** start DATA ROWS **

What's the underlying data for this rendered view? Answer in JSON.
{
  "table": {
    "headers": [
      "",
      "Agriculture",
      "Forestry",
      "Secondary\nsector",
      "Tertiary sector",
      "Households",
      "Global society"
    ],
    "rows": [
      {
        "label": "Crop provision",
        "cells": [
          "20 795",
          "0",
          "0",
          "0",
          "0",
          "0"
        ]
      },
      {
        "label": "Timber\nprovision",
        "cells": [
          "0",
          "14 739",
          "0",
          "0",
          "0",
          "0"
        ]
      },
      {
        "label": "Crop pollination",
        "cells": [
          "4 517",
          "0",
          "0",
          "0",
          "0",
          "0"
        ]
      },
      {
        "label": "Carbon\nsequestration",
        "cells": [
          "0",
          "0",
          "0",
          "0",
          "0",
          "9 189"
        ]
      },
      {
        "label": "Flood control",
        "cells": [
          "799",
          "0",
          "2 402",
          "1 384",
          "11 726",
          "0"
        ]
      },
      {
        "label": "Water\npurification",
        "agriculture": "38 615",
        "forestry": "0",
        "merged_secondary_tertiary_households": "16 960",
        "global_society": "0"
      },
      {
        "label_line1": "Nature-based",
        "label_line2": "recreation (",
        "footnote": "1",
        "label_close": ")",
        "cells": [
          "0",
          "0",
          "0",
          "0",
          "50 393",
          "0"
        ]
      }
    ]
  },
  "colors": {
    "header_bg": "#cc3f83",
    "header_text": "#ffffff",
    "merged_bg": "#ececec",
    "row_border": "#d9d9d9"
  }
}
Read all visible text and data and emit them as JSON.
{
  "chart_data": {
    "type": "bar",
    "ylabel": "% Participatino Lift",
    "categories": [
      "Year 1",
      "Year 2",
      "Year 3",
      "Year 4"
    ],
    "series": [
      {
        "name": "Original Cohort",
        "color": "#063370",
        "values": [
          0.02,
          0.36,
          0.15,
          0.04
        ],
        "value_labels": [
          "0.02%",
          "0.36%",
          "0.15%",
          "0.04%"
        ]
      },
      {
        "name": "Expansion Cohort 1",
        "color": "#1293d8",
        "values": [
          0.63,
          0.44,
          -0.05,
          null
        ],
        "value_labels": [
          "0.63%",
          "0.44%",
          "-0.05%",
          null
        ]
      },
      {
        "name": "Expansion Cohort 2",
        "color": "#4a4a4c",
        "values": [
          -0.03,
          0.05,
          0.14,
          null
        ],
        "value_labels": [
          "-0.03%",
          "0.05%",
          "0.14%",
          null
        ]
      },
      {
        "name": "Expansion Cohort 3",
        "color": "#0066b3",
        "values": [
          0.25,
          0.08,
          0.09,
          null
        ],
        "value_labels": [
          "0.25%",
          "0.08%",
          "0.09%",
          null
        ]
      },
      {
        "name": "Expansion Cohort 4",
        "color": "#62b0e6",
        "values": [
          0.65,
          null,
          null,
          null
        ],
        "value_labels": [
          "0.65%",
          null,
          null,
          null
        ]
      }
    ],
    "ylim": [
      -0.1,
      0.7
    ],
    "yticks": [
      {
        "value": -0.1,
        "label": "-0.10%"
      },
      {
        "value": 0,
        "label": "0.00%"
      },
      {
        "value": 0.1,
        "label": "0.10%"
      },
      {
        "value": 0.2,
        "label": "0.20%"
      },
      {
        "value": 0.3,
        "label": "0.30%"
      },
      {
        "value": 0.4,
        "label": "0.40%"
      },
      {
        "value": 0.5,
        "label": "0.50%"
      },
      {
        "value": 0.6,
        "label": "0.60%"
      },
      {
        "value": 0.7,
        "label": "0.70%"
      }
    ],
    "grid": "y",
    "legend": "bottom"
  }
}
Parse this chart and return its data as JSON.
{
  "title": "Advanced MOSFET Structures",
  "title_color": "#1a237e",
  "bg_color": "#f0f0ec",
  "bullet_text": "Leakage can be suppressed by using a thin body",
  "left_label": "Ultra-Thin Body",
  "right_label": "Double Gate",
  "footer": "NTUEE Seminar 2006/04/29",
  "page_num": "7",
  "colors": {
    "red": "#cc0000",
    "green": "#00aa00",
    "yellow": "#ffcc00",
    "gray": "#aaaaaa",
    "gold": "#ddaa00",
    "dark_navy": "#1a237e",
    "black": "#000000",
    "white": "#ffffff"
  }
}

** end DATA ROWS **

TASK PROMPT:
Return all of the entries exactly as written.

OUTPUT OF THE EXERCISE:
What's the underlying data for this rendered view? Answer in JSON.
{
  "table": {
    "headers": [
      "",
      "Agriculture",
      "Forestry",
      "Secondary\nsector",
      "Tertiary sector",
      "Households",
      "Global society"
    ],
    "rows": [
      {
        "label": "Crop provision",
        "cells": [
          "20 795",
          "0",
          "0",
          "0",
          "0",
          "0"
        ]
      },
      {
        "label": "Timber\nprovision",
        "cells": [
          "0",
          "14 739",
          "0",
          "0",
          "0",
          "0"
        ]
      },
      {
        "label": "Crop pollination",
        "cells": [
          "4 517",
          "0",
          "0",
          "0",
          "0",
          "0"
        ]
      },
      {
        "label": "Carbon\nsequestration",
        "cells": [
          "0",
          "0",
          "0",
          "0",
          "0",
          "9 189"
        ]
      },
      {
        "label": "Flood control",
        "cells": [
          "799",
          "0",
          "2 402",
          "1 384",
          "11 726",
          "0"
        ]
      },
      {
        "label": "Water\npurification",
        "agriculture": "38 615",
        "forestry": "0",
        "merged_secondary_tertiary_households": "16 960",
        "global_society": "0"
      },
      {
        "label_line1": "Nature-based",
        "label_line2": "recreation (",
        "footnote": "1",
        "label_close": ")",
        "cells": [
          "0",
          "0",
          "0",
          "0",
          "50 393",
          "0"
        ]
      }
    ]
  },
  "colors": {
    "header_bg": "#cc3f83",
    "header_text": "#ffffff",
    "merged_bg": "#ececec",
    "row_border": "#d9d9d9"
  }
}
Read all visible text and data and emit them as JSON.
{
  "chart_data": {
    "type": "bar",
    "ylabel": "% Participatino Lift",
    "categories": [
      "Year 1",
      "Year 2",
      "Year 3",
      "Year 4"
    ],
    "series": [
      {
        "name": "Original Cohort",
        "color": "#063370",
        "values": [
          0.02,
          0.36,
          0.15,
          0.04
        ],
        "value_labels": [
          "0.02%",
          "0.36%",
          "0.15%",
          "0.04%"
        ]
      },
      {
        "name": "Expansion Cohort 1",
        "color": "#1293d8",
        "values": [
          0.63,
          0.44,
          -0.05,
          null
        ],
        "value_labels": [
          "0.63%",
          "0.44%",
          "-0.05%",
          null
        ]
      },
      {
        "name": "Expansion Cohort 2",
        "color": "#4a4a4c",
        "values": [
          -0.03,
          0.05,
          0.14,
          null
        ],
        "value_labels": [
          "-0.03%",
          "0.05%",
          "0.14%",
          null
        ]
      },
      {
        "name": "Expansion Cohort 3",
        "color": "#0066b3",
        "values": [
          0.25,
          0.08,
          0.09,
          null
        ],
        "value_labels": [
          "0.25%",
          "0.08%",
          "0.09%",
          null
        ]
      },
      {
        "name": "Expansion Cohort 4",
        "color": "#62b0e6",
        "values": [
          0.65,
          null,
          null,
          null
        ],
        "value_labels": [
          "0.65%",
          null,
          null,
          null
        ]
      }
    ],
    "ylim": [
      -0.1,
      0.7
    ],
    "yticks": [
      {
        "value": -0.1,
        "label": "-0.10%"
      },
      {
        "value": 0,
        "label": "0.00%"
      },
      {
        "value": 0.1,
        "label": "0.10%"
      },
      {
        "value": 0.2,
        "label": "0.20%"
      },
      {
        "value": 0.3,
        "label": "0.30%"
      },
      {
        "value": 0.4,
        "label": "0.40%"
      },
      {
        "value": 0.5,
        "label": "0.50%"
      },
      {
        "value": 0.6,
        "label": "0.60%"
      },
      {
        "value": 0.7,
        "label": "0.70%"
      }
    ],
    "grid": "y",
    "legend": "bottom"
  }
}
Parse this chart and return its data as JSON.
{
  "title": "Advanced MOSFET Structures",
  "title_color": "#1a237e",
  "bg_color": "#f0f0ec",
  "bullet_text": "Leakage can be suppressed by using a thin body",
  "left_label": "Ultra-Thin Body",
  "right_label": "Double Gate",
  "footer": "NTUEE Seminar 2006/04/29",
  "page_num": "7",
  "colors": {
    "red": "#cc0000",
    "green": "#00aa00",
    "yellow": "#ffcc00",
    "gray": "#aaaaaa",
    "gold": "#ddaa00",
    "dark_navy": "#1a237e",
    "black": "#000000",
    "white": "#ffffff"
  }
}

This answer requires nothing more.